Print all of the data exactly as written.

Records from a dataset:
■ ■ ■ ■ ■ ■ ■
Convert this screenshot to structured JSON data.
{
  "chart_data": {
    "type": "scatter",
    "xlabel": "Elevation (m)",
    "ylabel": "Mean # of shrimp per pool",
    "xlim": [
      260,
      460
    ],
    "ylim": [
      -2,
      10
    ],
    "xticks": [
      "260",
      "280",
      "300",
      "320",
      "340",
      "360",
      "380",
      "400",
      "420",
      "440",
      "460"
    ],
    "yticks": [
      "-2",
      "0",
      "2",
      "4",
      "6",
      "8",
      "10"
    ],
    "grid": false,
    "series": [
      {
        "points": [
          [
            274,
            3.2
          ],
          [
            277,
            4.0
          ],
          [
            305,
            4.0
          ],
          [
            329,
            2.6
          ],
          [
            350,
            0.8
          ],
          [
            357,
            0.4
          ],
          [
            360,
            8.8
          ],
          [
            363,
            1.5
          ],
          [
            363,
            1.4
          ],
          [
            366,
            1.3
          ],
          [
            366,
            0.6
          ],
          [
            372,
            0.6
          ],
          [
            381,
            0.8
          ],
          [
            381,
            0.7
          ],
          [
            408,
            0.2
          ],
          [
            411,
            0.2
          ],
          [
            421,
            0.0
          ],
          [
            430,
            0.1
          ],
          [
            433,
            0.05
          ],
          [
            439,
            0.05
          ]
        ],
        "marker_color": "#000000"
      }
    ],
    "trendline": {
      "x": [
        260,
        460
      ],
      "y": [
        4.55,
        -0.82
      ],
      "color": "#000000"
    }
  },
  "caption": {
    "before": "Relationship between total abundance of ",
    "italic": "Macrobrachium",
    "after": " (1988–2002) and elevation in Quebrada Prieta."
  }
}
■ ■ ■ ■ ■ ■ ■
**ANSWER FOR THE TASK:**
Convert this screenshot to structured JSON data.
{
  "chart_data": {
    "type": "scatter",
    "xlabel": "Elevation (m)",
    "ylabel": "Mean # of shrimp per pool",
    "xlim": [
      260,
      460
    ],
    "ylim": [
      -2,
      10
    ],
    "xticks": [
      "260",
      "280",
      "300",
      "320",
      "340",
      "360",
      "380",
      "400",
      "420",
      "440",
      "460"
    ],
    "yticks": [
      "-2",
      "0",
      "2",
      "4",
      "6",
      "8",
      "10"
    ],
    "grid": false,
    "series": [
      {
        "points": [
          [
            274,
            3.2
          ],
          [
            277,
            4.0
          ],
          [
            305,
            4.0
          ],
          [
            329,
            2.6
          ],
          [
            350,
            0.8
          ],
          [
            357,
            0.4
          ],
          [
            360,
            8.8
          ],
          [
            363,
            1.5
          ],
          [
            363,
            1.4
          ],
          [
            366,
            1.3
          ],
          [
            366,
            0.6
          ],
          [
            372,
            0.6
          ],
          [
            381,
            0.8
          ],
          [
            381,
            0.7
          ],
          [
            408,
            0.2
          ],
          [
            411,
            0.2
          ],
          [
            421,
            0.0
          ],
          [
            430,
            0.1
          ],
          [
            433,
            0.05
          ],
          [
            439,
            0.05
          ]
        ],
        "marker_color": "#000000"
      }
    ],
    "trendline": {
      "x": [
        260,
        460
      ],
      "y": [
        4.55,
        -0.82
      ],
      "color": "#000000"
    }
  },
  "caption": {
    "before": "Relationship between total abundance of ",
    "italic": "Macrobrachium",
    "after": " (1988–2002) and elevation in Quebrada Prieta."
  }
}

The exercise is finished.